● **WHAT YOU ARE ASKED TO DO**
Below are some records. How many of their lines contain the string "from"? Give the number only.

● **SOURCE RECORDS**
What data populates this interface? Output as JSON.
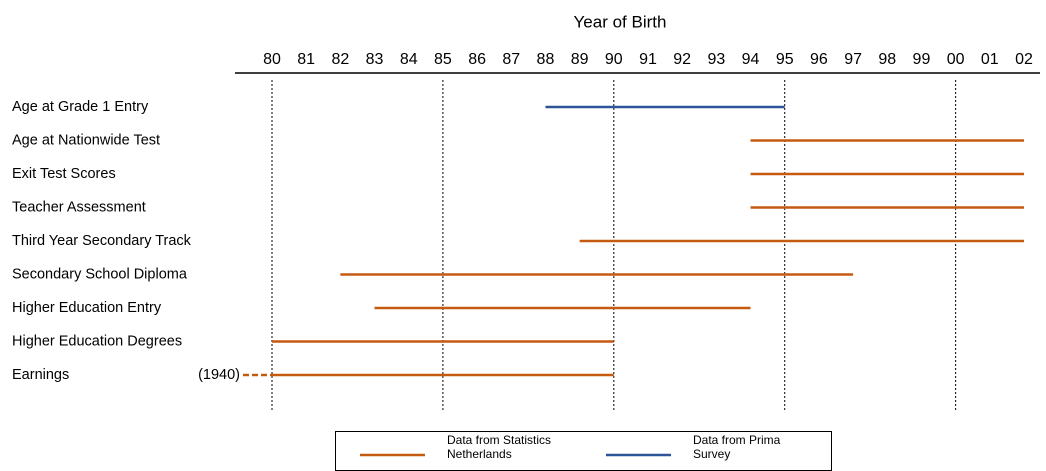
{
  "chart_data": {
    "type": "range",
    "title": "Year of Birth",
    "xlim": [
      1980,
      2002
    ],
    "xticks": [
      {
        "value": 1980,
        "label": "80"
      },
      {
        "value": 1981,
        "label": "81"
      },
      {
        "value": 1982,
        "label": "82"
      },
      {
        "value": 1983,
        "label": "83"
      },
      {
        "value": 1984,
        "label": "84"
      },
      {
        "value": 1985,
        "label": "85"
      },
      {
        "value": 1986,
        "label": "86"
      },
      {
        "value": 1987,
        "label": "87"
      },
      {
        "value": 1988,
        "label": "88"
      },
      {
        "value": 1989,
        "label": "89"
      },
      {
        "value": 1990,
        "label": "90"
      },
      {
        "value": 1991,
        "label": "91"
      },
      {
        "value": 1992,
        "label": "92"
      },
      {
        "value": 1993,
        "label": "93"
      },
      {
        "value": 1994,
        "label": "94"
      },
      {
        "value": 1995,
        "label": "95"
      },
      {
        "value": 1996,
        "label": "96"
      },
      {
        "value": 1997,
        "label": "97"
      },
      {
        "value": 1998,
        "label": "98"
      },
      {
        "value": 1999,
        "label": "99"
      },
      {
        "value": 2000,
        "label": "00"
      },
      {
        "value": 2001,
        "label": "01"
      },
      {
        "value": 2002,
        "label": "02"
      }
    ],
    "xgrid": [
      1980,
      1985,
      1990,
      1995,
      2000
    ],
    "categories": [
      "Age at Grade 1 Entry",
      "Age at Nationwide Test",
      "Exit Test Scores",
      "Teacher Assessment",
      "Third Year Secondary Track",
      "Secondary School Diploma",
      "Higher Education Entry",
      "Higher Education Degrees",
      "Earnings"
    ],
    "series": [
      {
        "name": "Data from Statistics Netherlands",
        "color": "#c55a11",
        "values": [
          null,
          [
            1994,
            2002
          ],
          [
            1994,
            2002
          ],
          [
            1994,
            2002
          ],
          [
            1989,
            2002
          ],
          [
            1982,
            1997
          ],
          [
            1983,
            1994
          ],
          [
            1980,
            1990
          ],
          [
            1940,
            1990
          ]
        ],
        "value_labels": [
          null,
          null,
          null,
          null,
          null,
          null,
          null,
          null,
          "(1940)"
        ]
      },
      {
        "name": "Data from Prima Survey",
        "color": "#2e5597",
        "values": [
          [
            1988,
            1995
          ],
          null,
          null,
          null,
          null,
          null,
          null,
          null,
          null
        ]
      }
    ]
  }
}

● **CORRECT RESULT**
2